**TASK OBJECTIVE**.
Lines holding the string "sände" are the ones to copy; find them all in the data.

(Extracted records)
'''

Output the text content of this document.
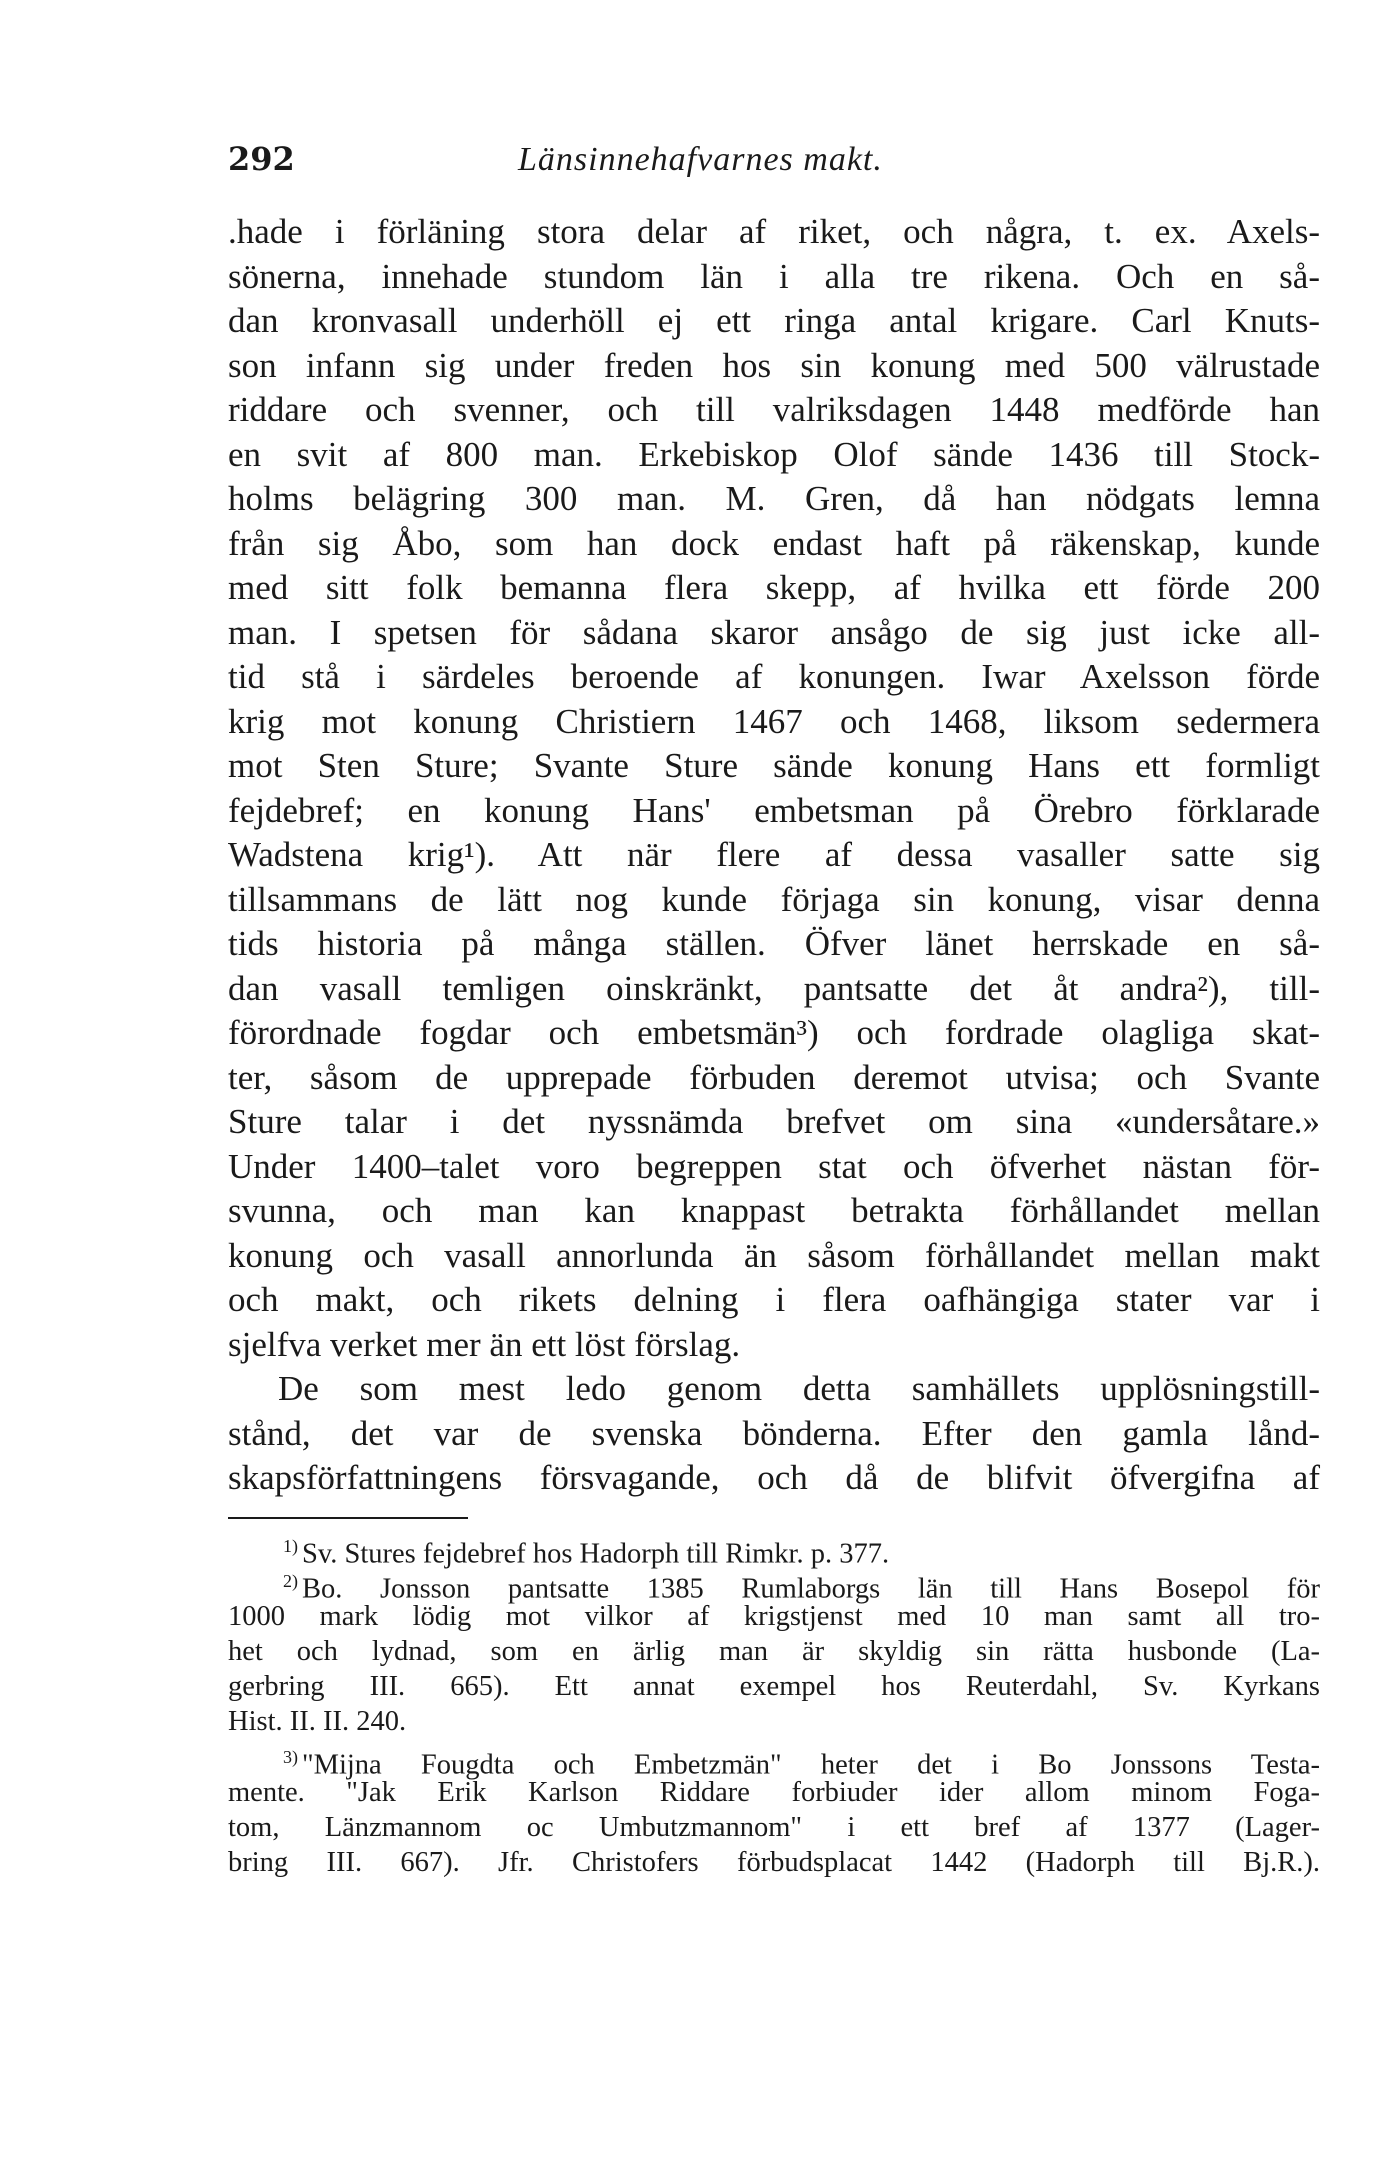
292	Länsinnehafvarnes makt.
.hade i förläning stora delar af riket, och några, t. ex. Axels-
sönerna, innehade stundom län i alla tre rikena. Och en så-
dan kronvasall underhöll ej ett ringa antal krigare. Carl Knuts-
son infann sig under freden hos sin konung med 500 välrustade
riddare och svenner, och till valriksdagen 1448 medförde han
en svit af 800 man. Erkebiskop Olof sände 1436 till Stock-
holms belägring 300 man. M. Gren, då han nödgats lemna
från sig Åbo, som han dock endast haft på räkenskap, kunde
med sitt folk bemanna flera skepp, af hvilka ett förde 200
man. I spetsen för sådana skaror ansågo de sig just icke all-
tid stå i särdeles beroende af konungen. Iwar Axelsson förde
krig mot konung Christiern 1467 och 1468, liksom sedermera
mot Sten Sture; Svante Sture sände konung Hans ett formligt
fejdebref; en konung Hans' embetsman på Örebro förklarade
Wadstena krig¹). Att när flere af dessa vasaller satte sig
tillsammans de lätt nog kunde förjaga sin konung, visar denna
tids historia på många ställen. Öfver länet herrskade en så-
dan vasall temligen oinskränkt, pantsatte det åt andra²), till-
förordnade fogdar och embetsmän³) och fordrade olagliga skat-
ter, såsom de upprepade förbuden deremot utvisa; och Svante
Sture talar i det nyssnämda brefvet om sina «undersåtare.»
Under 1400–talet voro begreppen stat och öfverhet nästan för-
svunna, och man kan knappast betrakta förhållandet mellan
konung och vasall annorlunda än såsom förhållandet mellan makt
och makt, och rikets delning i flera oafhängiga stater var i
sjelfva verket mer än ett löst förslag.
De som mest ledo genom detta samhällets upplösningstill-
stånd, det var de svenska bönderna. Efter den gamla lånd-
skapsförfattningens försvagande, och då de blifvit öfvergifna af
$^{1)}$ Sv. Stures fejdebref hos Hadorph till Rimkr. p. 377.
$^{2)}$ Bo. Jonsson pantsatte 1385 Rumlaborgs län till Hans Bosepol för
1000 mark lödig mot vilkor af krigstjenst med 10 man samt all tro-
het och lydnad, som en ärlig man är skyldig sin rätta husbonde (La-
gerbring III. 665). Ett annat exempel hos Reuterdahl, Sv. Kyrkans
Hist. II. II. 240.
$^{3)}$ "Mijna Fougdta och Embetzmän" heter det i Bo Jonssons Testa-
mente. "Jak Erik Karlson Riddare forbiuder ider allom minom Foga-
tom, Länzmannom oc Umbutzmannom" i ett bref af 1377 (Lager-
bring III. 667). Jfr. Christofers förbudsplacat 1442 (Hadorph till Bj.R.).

'''

**EXERCISE OUTPUT**.
en svit af 800 man. Erkebiskop Olof sände 1436 till Stock-
mot Sten Sture; Svante Sture sände konung Hans ett formligt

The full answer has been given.